Stored data

----------------------------------------

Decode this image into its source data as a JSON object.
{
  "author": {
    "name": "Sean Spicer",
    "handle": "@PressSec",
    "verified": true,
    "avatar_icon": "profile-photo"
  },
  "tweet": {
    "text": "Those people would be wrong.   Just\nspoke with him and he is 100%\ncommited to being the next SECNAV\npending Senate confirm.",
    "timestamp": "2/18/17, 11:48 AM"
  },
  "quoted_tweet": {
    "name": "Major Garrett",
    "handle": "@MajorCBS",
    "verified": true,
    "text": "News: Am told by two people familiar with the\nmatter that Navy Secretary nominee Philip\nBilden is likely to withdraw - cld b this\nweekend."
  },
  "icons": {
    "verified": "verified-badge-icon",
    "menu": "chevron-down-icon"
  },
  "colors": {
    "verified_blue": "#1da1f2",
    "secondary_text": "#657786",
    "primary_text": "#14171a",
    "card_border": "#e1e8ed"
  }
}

----------------------------------------

◆ Direction
Scan the records above for the string "name", then select every line that holds it.

◆ Correct output
    "name": "Sean Spicer",
    "name": "Major Garrett",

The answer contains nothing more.